• [EXERCISE DETAILS]: Leave out any picture and return the remaining listing below exactly as given.
--- Start RECORDS FOR PROCESSING ---
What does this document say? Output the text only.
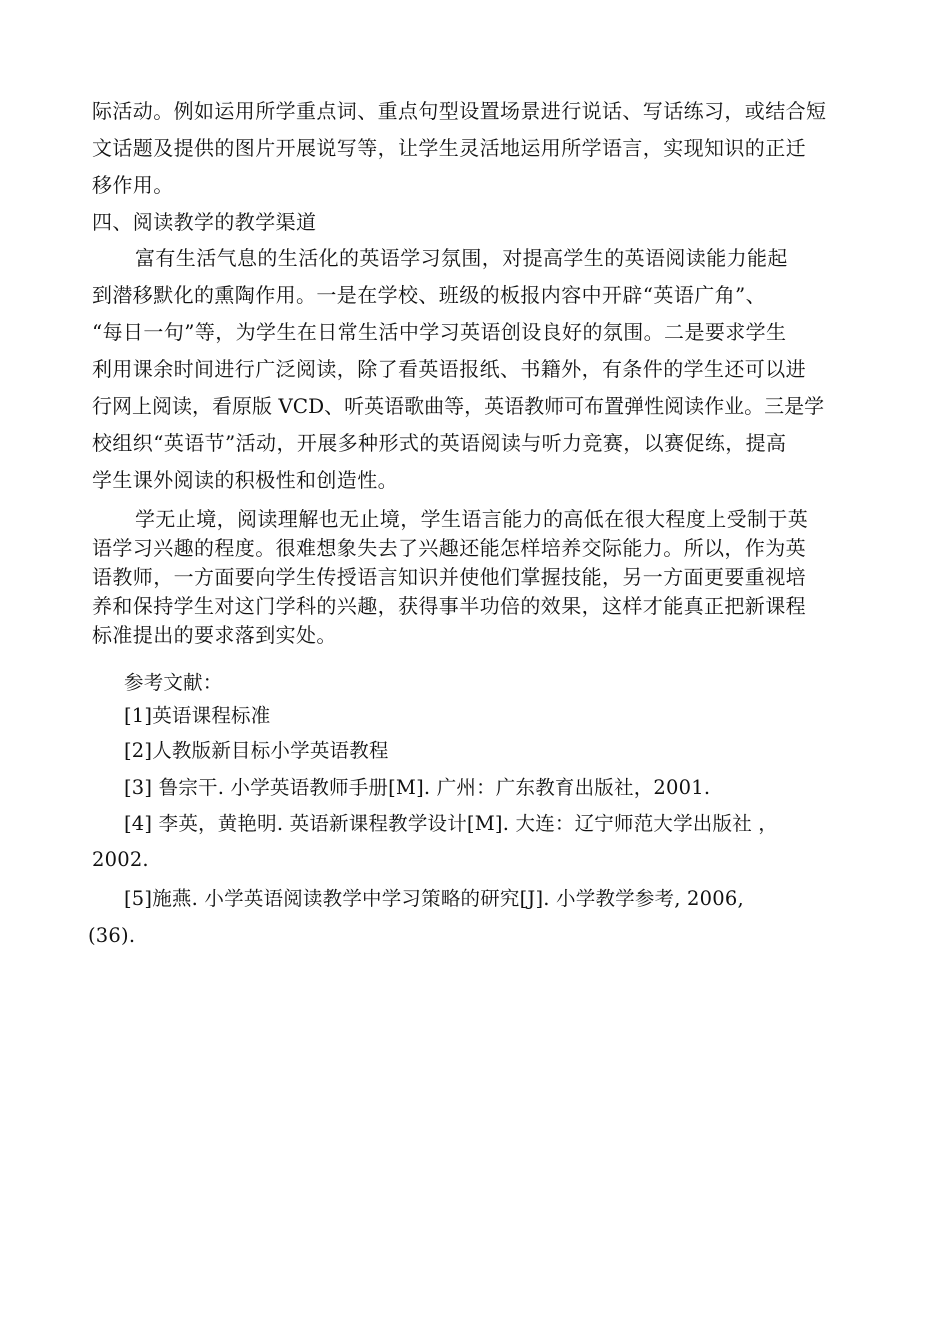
际活动。例如运用所学重点词、重点句型设置场景进行说话、写话练习，或结合短
文话题及提供的图片开展说写等，让学生灵活地运用所学语言，实现知识的正迁
移作用。
四、阅读教学的教学渠道
富有生活气息的生活化的英语学习氛围，对提高学生的英语阅读能力能起
到潜移默化的熏陶作用。一是在学校、班级的板报内容中开辟“英语广角”、
“每日一句”等，为学生在日常生活中学习英语创设良好的氛围。二是要求学生
利用课余时间进行广泛阅读，除了看英语报纸、书籍外，有条件的学生还可以进
行网上阅读，看原版 VCD、听英语歌曲等，英语教师可布置弹性阅读作业。三是学
校组织“英语节”活动，开展多种形式的英语阅读与听力竞赛，以赛促练，提高
学生课外阅读的积极性和创造性。
学无止境，阅读理解也无止境，学生语言能力的高低在很大程度上受制于英
语学习兴趣的程度。很难想象失去了兴趣还能怎样培养交际能力。所以，作为英
语教师，一方面要向学生传授语言知识并使他们掌握技能，另一方面更要重视培
养和保持学生对这门学科的兴趣，获得事半功倍的效果，这样才能真正把新课程
标准提出的要求落到实处。
参考文献：
[1]英语课程标准
[2]人教版新目标小学英语教程
[3] 鲁宗干. 小学英语教师手册[M]. 广州：广东教育出版社，2001.
[4] 李英，黄艳明. 英语新课程教学设计[M]. 大连：辽宁师范大学出版社 ，
2002.
[5]施燕. 小学英语阅读教学中学习策略的研究[J]. 小学教学参考, 2006,
(36).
--- End RECORDS FOR PROCESSING ---
• [WRITTEN SOLUTION]:
What does this document say? Output the text only.
际活动。例如运用所学重点词、重点句型设置场景进行说话、写话练习，或结合短
文话题及提供的图片开展说写等，让学生灵活地运用所学语言，实现知识的正迁
移作用。
四、阅读教学的教学渠道
富有生活气息的生活化的英语学习氛围，对提高学生的英语阅读能力能起
到潜移默化的熏陶作用。一是在学校、班级的板报内容中开辟“英语广角”、
“每日一句”等，为学生在日常生活中学习英语创设良好的氛围。二是要求学生
利用课余时间进行广泛阅读，除了看英语报纸、书籍外，有条件的学生还可以进
行网上阅读，看原版 VCD、听英语歌曲等，英语教师可布置弹性阅读作业。三是学
校组织“英语节”活动，开展多种形式的英语阅读与听力竞赛，以赛促练，提高
学生课外阅读的积极性和创造性。
学无止境，阅读理解也无止境，学生语言能力的高低在很大程度上受制于英
语学习兴趣的程度。很难想象失去了兴趣还能怎样培养交际能力。所以，作为英
语教师，一方面要向学生传授语言知识并使他们掌握技能，另一方面更要重视培
养和保持学生对这门学科的兴趣，获得事半功倍的效果，这样才能真正把新课程
标准提出的要求落到实处。
参考文献：
[1]英语课程标准
[2]人教版新目标小学英语教程
[3] 鲁宗干. 小学英语教师手册[M]. 广州：广东教育出版社，2001.
[4] 李英，黄艳明. 英语新课程教学设计[M]. 大连：辽宁师范大学出版社 ，
2002.
[5]施燕. 小学英语阅读教学中学习策略的研究[J]. 小学教学参考, 2006,
(36).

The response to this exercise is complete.